# Exercise description
Copy, in full, each line of the material that holds the word "color".

Excerpts from a figure dataset:
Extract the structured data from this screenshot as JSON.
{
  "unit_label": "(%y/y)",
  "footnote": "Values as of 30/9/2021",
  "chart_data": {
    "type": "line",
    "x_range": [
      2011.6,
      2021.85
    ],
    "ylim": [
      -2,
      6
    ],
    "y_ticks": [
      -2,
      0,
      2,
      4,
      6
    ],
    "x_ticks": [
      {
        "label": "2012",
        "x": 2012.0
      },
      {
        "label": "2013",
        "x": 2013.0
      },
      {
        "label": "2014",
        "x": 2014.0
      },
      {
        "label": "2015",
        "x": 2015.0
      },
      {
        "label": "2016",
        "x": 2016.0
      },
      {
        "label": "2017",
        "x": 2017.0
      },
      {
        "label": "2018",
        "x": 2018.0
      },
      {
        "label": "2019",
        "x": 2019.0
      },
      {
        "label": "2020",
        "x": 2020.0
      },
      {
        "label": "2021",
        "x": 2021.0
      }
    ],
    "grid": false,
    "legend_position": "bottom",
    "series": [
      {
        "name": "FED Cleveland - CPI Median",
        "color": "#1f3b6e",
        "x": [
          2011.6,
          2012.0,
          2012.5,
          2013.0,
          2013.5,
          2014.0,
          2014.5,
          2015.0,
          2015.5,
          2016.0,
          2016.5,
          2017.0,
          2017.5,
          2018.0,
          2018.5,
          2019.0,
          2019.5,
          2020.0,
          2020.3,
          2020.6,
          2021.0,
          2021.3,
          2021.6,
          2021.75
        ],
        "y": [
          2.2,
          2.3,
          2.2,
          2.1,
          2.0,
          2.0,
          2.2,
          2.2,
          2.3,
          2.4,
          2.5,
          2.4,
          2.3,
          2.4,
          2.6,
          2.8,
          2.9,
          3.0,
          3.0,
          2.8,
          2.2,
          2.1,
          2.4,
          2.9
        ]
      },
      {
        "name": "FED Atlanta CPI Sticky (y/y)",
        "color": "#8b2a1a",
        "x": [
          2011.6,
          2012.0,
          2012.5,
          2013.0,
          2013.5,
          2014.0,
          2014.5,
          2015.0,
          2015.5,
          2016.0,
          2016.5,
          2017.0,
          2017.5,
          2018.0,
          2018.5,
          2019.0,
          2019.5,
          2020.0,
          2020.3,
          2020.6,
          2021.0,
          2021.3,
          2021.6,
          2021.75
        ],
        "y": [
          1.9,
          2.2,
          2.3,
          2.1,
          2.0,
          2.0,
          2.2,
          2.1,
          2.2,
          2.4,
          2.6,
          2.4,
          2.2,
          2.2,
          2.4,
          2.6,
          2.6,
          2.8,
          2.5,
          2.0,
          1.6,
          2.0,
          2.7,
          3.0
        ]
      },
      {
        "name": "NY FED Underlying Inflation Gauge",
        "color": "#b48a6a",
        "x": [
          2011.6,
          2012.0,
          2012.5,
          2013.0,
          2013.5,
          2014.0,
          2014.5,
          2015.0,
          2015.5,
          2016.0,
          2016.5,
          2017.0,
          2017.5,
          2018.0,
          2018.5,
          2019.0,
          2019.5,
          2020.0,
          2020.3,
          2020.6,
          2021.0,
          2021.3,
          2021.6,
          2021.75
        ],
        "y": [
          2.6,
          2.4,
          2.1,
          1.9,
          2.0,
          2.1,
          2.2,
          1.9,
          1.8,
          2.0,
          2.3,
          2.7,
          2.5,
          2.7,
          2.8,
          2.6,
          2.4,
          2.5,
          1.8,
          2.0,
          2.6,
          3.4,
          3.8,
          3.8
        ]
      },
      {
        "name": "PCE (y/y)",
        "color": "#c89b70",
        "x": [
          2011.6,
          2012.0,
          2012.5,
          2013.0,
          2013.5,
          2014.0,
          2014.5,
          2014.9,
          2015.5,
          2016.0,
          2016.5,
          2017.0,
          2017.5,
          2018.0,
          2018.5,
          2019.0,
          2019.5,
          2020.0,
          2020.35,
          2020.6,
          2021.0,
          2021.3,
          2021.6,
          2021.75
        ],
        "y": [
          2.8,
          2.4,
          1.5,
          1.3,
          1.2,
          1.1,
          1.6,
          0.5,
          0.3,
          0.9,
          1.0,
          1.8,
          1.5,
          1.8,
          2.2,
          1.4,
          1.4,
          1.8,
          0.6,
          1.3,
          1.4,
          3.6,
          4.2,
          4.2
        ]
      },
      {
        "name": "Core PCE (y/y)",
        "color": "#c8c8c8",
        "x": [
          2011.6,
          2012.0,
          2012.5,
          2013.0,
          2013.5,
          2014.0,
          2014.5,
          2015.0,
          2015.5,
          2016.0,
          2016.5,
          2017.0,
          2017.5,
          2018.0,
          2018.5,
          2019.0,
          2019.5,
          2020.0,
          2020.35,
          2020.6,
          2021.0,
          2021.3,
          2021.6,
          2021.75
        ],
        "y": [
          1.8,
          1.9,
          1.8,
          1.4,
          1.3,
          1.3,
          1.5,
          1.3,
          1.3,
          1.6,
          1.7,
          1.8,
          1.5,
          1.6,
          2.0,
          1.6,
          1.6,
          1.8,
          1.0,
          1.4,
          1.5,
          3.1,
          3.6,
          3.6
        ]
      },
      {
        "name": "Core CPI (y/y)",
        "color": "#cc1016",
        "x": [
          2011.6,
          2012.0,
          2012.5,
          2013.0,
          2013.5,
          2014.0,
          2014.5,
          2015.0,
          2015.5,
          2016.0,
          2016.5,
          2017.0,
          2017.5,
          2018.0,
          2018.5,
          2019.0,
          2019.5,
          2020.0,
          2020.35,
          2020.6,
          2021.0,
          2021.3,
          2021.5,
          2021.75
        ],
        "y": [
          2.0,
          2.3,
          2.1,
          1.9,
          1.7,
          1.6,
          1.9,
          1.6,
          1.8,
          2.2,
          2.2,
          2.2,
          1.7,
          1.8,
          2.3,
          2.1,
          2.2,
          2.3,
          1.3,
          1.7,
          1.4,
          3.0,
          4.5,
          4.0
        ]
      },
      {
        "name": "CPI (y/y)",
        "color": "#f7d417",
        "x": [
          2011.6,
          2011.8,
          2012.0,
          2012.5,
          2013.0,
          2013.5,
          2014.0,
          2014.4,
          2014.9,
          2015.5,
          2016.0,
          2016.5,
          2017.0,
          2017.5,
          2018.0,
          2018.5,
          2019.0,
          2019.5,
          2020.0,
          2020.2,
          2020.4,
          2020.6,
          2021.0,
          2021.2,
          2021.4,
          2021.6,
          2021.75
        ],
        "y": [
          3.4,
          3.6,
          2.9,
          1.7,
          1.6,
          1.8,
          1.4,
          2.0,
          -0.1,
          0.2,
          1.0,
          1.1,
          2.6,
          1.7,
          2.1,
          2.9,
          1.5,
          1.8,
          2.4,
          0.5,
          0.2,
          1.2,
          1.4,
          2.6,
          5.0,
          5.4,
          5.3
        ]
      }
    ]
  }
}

# Answer for the task
        "color": "#1f3b6e",
        "color": "#8b2a1a",
        "color": "#b48a6a",
        "color": "#c89b70",
        "color": "#c8c8c8",
        "color": "#cc1016",
        "color": "#f7d417",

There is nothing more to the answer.